## Data records
-------
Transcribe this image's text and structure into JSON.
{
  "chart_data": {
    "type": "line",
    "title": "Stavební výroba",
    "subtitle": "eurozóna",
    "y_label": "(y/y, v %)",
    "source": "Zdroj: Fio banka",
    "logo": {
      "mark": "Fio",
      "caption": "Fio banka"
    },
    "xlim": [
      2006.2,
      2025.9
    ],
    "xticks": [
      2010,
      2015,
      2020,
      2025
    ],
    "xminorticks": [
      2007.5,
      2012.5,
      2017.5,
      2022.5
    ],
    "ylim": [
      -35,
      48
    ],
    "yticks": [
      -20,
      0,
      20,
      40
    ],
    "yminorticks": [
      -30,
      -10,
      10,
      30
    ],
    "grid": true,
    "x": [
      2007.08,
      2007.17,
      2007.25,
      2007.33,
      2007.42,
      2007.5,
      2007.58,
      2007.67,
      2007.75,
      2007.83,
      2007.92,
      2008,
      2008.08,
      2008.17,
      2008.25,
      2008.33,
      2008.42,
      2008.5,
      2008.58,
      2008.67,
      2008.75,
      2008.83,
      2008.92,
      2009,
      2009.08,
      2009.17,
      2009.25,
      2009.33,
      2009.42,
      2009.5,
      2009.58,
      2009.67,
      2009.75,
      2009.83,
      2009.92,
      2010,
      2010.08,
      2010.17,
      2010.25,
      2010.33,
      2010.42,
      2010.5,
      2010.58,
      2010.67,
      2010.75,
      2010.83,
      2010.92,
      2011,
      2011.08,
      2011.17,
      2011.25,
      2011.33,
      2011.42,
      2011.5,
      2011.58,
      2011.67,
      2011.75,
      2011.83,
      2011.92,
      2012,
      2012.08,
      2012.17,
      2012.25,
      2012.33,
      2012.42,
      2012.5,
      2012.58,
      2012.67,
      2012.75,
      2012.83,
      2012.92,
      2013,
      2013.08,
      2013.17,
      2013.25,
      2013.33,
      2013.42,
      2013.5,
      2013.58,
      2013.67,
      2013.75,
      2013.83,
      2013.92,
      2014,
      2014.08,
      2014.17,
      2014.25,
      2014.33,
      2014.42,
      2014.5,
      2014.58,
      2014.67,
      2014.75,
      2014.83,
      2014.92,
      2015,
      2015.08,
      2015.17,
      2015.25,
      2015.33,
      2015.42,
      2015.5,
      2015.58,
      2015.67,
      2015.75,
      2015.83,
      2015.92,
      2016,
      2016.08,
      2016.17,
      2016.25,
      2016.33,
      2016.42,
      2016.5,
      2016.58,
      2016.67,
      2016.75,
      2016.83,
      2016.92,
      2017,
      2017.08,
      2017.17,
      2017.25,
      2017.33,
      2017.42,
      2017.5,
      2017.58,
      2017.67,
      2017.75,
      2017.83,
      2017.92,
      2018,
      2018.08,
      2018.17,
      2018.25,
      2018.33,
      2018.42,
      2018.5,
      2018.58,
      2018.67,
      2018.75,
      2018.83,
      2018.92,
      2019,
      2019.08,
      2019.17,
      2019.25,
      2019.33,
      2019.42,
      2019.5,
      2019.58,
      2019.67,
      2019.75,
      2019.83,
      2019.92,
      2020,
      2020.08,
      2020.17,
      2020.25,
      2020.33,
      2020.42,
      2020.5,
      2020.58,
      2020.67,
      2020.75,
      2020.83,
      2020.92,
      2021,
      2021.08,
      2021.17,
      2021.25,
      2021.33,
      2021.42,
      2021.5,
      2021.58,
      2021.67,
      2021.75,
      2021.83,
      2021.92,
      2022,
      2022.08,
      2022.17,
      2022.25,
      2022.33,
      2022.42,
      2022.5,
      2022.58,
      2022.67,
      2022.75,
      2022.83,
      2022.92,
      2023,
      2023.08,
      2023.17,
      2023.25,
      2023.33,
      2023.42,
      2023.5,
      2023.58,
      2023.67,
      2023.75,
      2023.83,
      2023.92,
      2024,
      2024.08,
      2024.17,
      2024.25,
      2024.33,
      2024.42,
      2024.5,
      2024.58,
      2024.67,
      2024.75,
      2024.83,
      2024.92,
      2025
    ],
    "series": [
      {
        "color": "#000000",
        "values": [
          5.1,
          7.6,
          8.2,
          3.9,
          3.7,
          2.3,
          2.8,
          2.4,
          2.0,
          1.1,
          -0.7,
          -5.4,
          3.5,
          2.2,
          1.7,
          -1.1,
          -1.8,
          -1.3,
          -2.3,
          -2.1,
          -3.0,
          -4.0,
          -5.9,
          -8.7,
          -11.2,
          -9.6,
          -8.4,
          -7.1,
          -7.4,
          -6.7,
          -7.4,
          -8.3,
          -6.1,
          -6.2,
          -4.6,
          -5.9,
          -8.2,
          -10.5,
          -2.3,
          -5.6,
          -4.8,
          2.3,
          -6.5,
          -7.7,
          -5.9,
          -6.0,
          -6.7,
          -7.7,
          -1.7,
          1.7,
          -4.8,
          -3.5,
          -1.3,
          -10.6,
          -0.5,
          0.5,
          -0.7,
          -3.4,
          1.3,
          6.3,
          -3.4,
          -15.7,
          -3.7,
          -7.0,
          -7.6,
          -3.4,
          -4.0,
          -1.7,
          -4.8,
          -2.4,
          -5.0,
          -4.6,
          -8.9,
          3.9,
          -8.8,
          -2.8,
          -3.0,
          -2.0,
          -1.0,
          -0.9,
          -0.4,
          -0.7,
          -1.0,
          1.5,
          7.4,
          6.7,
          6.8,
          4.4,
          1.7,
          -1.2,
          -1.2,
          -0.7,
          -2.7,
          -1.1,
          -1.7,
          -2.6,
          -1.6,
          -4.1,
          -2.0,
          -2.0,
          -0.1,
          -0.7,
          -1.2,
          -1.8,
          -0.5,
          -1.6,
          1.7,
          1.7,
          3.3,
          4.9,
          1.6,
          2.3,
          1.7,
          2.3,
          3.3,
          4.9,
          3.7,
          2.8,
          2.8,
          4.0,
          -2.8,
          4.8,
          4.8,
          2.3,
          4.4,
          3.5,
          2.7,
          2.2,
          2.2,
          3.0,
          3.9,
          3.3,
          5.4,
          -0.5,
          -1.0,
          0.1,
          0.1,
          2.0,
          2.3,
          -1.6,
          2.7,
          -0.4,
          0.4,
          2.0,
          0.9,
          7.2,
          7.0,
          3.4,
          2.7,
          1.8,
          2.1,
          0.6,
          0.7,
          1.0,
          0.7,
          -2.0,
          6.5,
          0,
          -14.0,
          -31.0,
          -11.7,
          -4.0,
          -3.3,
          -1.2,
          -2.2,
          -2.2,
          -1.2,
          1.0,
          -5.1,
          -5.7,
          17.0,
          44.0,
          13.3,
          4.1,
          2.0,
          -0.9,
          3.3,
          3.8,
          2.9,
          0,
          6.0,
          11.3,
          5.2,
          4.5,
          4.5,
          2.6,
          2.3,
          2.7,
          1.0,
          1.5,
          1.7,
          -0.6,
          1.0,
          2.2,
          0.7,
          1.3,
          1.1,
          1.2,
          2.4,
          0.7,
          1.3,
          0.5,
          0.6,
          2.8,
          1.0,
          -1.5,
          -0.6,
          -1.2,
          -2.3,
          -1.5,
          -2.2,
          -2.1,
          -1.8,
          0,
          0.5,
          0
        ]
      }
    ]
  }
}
-------
## PROMPT
Return all the data above once more, precisely as given.

## THE OUTPUT
Transcribe this image's text and structure into JSON.
{
  "chart_data": {
    "type": "line",
    "title": "Stavební výroba",
    "subtitle": "eurozóna",
    "y_label": "(y/y, v %)",
    "source": "Zdroj: Fio banka",
    "logo": {
      "mark": "Fio",
      "caption": "Fio banka"
    },
    "xlim": [
      2006.2,
      2025.9
    ],
    "xticks": [
      2010,
      2015,
      2020,
      2025
    ],
    "xminorticks": [
      2007.5,
      2012.5,
      2017.5,
      2022.5
    ],
    "ylim": [
      -35,
      48
    ],
    "yticks": [
      -20,
      0,
      20,
      40
    ],
    "yminorticks": [
      -30,
      -10,
      10,
      30
    ],
    "grid": true,
    "x": [
      2007.08,
      2007.17,
      2007.25,
      2007.33,
      2007.42,
      2007.5,
      2007.58,
      2007.67,
      2007.75,
      2007.83,
      2007.92,
      2008,
      2008.08,
      2008.17,
      2008.25,
      2008.33,
      2008.42,
      2008.5,
      2008.58,
      2008.67,
      2008.75,
      2008.83,
      2008.92,
      2009,
      2009.08,
      2009.17,
      2009.25,
      2009.33,
      2009.42,
      2009.5,
      2009.58,
      2009.67,
      2009.75,
      2009.83,
      2009.92,
      2010,
      2010.08,
      2010.17,
      2010.25,
      2010.33,
      2010.42,
      2010.5,
      2010.58,
      2010.67,
      2010.75,
      2010.83,
      2010.92,
      2011,
      2011.08,
      2011.17,
      2011.25,
      2011.33,
      2011.42,
      2011.5,
      2011.58,
      2011.67,
      2011.75,
      2011.83,
      2011.92,
      2012,
      2012.08,
      2012.17,
      2012.25,
      2012.33,
      2012.42,
      2012.5,
      2012.58,
      2012.67,
      2012.75,
      2012.83,
      2012.92,
      2013,
      2013.08,
      2013.17,
      2013.25,
      2013.33,
      2013.42,
      2013.5,
      2013.58,
      2013.67,
      2013.75,
      2013.83,
      2013.92,
      2014,
      2014.08,
      2014.17,
      2014.25,
      2014.33,
      2014.42,
      2014.5,
      2014.58,
      2014.67,
      2014.75,
      2014.83,
      2014.92,
      2015,
      2015.08,
      2015.17,
      2015.25,
      2015.33,
      2015.42,
      2015.5,
      2015.58,
      2015.67,
      2015.75,
      2015.83,
      2015.92,
      2016,
      2016.08,
      2016.17,
      2016.25,
      2016.33,
      2016.42,
      2016.5,
      2016.58,
      2016.67,
      2016.75,
      2016.83,
      2016.92,
      2017,
      2017.08,
      2017.17,
      2017.25,
      2017.33,
      2017.42,
      2017.5,
      2017.58,
      2017.67,
      2017.75,
      2017.83,
      2017.92,
      2018,
      2018.08,
      2018.17,
      2018.25,
      2018.33,
      2018.42,
      2018.5,
      2018.58,
      2018.67,
      2018.75,
      2018.83,
      2018.92,
      2019,
      2019.08,
      2019.17,
      2019.25,
      2019.33,
      2019.42,
      2019.5,
      2019.58,
      2019.67,
      2019.75,
      2019.83,
      2019.92,
      2020,
      2020.08,
      2020.17,
      2020.25,
      2020.33,
      2020.42,
      2020.5,
      2020.58,
      2020.67,
      2020.75,
      2020.83,
      2020.92,
      2021,
      2021.08,
      2021.17,
      2021.25,
      2021.33,
      2021.42,
      2021.5,
      2021.58,
      2021.67,
      2021.75,
      2021.83,
      2021.92,
      2022,
      2022.08,
      2022.17,
      2022.25,
      2022.33,
      2022.42,
      2022.5,
      2022.58,
      2022.67,
      2022.75,
      2022.83,
      2022.92,
      2023,
      2023.08,
      2023.17,
      2023.25,
      2023.33,
      2023.42,
      2023.5,
      2023.58,
      2023.67,
      2023.75,
      2023.83,
      2023.92,
      2024,
      2024.08,
      2024.17,
      2024.25,
      2024.33,
      2024.42,
      2024.5,
      2024.58,
      2024.67,
      2024.75,
      2024.83,
      2024.92,
      2025
    ],
    "series": [
      {
        "color": "#000000",
        "values": [
          5.1,
          7.6,
          8.2,
          3.9,
          3.7,
          2.3,
          2.8,
          2.4,
          2.0,
          1.1,
          -0.7,
          -5.4,
          3.5,
          2.2,
          1.7,
          -1.1,
          -1.8,
          -1.3,
          -2.3,
          -2.1,
          -3.0,
          -4.0,
          -5.9,
          -8.7,
          -11.2,
          -9.6,
          -8.4,
          -7.1,
          -7.4,
          -6.7,
          -7.4,
          -8.3,
          -6.1,
          -6.2,
          -4.6,
          -5.9,
          -8.2,
          -10.5,
          -2.3,
          -5.6,
          -4.8,
          2.3,
          -6.5,
          -7.7,
          -5.9,
          -6.0,
          -6.7,
          -7.7,
          -1.7,
          1.7,
          -4.8,
          -3.5,
          -1.3,
          -10.6,
          -0.5,
          0.5,
          -0.7,
          -3.4,
          1.3,
          6.3,
          -3.4,
          -15.7,
          -3.7,
          -7.0,
          -7.6,
          -3.4,
          -4.0,
          -1.7,
          -4.8,
          -2.4,
          -5.0,
          -4.6,
          -8.9,
          3.9,
          -8.8,
          -2.8,
          -3.0,
          -2.0,
          -1.0,
          -0.9,
          -0.4,
          -0.7,
          -1.0,
          1.5,
          7.4,
          6.7,
          6.8,
          4.4,
          1.7,
          -1.2,
          -1.2,
          -0.7,
          -2.7,
          -1.1,
          -1.7,
          -2.6,
          -1.6,
          -4.1,
          -2.0,
          -2.0,
          -0.1,
          -0.7,
          -1.2,
          -1.8,
          -0.5,
          -1.6,
          1.7,
          1.7,
          3.3,
          4.9,
          1.6,
          2.3,
          1.7,
          2.3,
          3.3,
          4.9,
          3.7,
          2.8,
          2.8,
          4.0,
          -2.8,
          4.8,
          4.8,
          2.3,
          4.4,
          3.5,
          2.7,
          2.2,
          2.2,
          3.0,
          3.9,
          3.3,
          5.4,
          -0.5,
          -1.0,
          0.1,
          0.1,
          2.0,
          2.3,
          -1.6,
          2.7,
          -0.4,
          0.4,
          2.0,
          0.9,
          7.2,
          7.0,
          3.4,
          2.7,
          1.8,
          2.1,
          0.6,
          0.7,
          1.0,
          0.7,
          -2.0,
          6.5,
          0,
          -14.0,
          -31.0,
          -11.7,
          -4.0,
          -3.3,
          -1.2,
          -2.2,
          -2.2,
          -1.2,
          1.0,
          -5.1,
          -5.7,
          17.0,
          44.0,
          13.3,
          4.1,
          2.0,
          -0.9,
          3.3,
          3.8,
          2.9,
          0,
          6.0,
          11.3,
          5.2,
          4.5,
          4.5,
          2.6,
          2.3,
          2.7,
          1.0,
          1.5,
          1.7,
          -0.6,
          1.0,
          2.2,
          0.7,
          1.3,
          1.1,
          1.2,
          2.4,
          0.7,
          1.3,
          0.5,
          0.6,
          2.8,
          1.0,
          -1.5,
          -0.6,
          -1.2,
          -2.3,
          -1.5,
          -2.2,
          -2.1,
          -1.8,
          0,
          0.5,
          0
        ]
      }
    ]
  }
}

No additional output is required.